Request. Identify each line holding the string "按照义务教育法规定" and copy it.

Records for the exercise.

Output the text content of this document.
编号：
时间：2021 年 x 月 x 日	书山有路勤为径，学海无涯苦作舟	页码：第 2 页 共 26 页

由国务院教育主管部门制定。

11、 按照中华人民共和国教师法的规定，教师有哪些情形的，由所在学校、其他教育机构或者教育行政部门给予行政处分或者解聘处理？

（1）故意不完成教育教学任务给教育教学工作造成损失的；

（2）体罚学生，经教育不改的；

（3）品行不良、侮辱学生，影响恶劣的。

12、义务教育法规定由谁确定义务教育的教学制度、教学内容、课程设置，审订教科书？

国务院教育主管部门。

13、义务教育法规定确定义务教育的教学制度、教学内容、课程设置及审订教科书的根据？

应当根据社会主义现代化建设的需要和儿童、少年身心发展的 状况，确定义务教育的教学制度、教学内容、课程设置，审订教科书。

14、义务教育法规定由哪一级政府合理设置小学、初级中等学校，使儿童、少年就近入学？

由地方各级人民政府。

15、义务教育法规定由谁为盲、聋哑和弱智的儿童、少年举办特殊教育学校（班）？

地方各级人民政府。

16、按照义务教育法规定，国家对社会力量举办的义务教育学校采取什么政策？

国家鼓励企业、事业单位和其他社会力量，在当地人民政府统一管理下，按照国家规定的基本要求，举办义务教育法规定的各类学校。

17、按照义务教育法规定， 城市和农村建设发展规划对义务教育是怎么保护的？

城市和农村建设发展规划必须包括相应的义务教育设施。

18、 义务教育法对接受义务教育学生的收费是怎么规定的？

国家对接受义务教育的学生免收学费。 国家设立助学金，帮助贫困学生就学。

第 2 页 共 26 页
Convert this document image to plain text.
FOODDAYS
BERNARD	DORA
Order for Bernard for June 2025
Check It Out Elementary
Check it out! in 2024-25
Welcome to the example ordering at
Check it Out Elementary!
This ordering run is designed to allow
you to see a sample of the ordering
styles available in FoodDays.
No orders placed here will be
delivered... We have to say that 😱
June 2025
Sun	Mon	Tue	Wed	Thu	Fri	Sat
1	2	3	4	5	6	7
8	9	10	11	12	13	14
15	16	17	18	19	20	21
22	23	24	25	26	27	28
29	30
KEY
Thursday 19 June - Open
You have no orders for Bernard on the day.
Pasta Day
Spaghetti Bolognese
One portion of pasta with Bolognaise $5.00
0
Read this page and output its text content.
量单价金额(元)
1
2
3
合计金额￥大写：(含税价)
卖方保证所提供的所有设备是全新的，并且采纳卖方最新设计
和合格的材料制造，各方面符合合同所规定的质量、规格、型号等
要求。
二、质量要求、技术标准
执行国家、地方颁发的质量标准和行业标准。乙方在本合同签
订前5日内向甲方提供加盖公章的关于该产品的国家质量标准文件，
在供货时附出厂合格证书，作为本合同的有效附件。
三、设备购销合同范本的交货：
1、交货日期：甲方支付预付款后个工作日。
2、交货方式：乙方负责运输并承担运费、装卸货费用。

The solution.
16、按照义务教育法规定，国家对社会力量举办的义务教育学校采取什么政策？
17、按照义务教育法规定， 城市和农村建设发展规划对义务教育是怎么保护的？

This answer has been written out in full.